** STATED EXERCISE **
Pick out each line containing the string "Derive".
---------- GIVEN DATA
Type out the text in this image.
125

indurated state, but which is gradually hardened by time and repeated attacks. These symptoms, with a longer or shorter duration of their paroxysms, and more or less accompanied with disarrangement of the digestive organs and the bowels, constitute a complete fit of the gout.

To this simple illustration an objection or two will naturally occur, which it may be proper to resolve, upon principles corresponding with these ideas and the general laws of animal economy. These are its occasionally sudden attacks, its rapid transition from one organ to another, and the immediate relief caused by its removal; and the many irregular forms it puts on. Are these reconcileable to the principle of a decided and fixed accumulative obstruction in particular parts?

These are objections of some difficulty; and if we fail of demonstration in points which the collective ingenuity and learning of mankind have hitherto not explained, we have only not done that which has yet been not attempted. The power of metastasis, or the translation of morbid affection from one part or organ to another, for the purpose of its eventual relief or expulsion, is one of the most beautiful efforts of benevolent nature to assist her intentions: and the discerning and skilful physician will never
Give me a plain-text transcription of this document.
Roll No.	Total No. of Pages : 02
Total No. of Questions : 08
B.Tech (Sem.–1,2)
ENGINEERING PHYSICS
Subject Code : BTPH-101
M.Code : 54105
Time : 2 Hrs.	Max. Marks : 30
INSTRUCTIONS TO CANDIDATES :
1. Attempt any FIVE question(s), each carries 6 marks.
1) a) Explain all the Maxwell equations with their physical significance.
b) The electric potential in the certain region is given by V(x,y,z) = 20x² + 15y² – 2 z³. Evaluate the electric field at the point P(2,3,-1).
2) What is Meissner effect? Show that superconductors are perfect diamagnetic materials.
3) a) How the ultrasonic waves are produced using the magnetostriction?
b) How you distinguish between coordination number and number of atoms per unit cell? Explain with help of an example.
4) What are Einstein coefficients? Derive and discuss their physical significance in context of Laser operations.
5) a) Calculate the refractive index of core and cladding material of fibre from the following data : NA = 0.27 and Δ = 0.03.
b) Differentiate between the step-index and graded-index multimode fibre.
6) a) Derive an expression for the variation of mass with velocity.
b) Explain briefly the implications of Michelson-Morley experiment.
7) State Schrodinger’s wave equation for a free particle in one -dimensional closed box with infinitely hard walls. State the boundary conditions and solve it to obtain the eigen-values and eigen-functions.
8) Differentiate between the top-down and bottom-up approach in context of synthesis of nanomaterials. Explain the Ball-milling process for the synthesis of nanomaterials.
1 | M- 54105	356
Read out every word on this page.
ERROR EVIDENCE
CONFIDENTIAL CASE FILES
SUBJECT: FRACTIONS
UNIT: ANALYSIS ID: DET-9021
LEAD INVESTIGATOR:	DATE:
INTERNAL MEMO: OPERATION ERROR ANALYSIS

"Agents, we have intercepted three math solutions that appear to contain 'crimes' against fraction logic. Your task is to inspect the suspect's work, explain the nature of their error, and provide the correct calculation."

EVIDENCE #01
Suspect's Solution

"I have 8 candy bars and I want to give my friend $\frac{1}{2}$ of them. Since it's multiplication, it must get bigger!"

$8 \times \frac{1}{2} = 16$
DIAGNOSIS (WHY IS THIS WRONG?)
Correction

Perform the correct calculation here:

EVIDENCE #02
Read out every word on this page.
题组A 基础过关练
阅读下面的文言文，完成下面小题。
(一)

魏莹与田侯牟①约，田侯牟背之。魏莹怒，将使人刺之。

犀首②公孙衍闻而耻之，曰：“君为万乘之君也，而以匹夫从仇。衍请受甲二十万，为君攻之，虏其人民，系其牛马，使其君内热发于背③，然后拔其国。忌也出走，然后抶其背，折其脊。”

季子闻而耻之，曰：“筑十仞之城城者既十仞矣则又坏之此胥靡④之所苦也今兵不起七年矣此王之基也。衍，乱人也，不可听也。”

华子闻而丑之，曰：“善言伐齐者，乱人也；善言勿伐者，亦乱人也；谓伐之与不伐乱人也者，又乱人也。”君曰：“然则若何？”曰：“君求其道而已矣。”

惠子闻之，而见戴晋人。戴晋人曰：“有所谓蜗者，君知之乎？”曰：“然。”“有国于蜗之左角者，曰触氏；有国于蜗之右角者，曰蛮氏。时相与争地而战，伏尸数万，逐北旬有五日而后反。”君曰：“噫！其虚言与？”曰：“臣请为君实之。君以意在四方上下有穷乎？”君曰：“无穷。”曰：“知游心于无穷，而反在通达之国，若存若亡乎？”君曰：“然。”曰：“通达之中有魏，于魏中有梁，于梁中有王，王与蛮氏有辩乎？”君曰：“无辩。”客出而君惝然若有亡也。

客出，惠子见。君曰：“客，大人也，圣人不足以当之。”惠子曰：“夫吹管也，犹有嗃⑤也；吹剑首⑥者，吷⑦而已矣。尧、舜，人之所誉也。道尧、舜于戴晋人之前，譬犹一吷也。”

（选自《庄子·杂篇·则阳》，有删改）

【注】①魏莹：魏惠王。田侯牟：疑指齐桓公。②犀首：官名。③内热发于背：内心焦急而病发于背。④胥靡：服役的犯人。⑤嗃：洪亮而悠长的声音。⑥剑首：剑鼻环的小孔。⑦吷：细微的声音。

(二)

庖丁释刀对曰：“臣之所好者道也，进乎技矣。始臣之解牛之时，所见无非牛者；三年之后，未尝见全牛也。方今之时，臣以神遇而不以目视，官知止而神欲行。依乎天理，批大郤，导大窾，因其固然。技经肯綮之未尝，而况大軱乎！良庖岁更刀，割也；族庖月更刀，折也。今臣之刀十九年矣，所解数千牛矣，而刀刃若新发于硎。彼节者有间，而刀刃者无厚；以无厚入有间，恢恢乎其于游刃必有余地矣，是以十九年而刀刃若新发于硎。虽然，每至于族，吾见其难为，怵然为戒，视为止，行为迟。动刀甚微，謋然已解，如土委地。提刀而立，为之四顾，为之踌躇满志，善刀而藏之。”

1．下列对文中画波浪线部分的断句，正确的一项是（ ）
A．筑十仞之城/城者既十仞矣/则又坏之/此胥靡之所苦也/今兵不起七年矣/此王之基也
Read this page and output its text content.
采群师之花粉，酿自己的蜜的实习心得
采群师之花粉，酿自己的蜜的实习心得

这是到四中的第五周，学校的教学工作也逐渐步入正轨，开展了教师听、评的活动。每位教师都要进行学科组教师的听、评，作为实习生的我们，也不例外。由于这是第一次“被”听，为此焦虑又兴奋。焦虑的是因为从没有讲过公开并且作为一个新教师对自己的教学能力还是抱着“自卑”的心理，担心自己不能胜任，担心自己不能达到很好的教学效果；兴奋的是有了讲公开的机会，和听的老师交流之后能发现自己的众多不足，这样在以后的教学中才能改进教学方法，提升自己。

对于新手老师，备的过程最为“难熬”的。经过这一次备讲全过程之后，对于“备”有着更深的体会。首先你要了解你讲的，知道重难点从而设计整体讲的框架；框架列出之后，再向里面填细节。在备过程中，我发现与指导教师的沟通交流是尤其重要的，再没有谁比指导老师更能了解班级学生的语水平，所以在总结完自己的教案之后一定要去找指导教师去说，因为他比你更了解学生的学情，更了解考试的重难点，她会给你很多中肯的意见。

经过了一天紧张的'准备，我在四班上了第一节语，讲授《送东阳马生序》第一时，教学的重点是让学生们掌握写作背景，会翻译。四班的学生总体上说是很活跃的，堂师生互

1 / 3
--------------------
** RESPONSE TO THE TASK **
4) What are Einstein coefficients? Derive and discuss their physical significance in context of Laser operations.
6) a) Derive an expression for the variation of mass with velocity.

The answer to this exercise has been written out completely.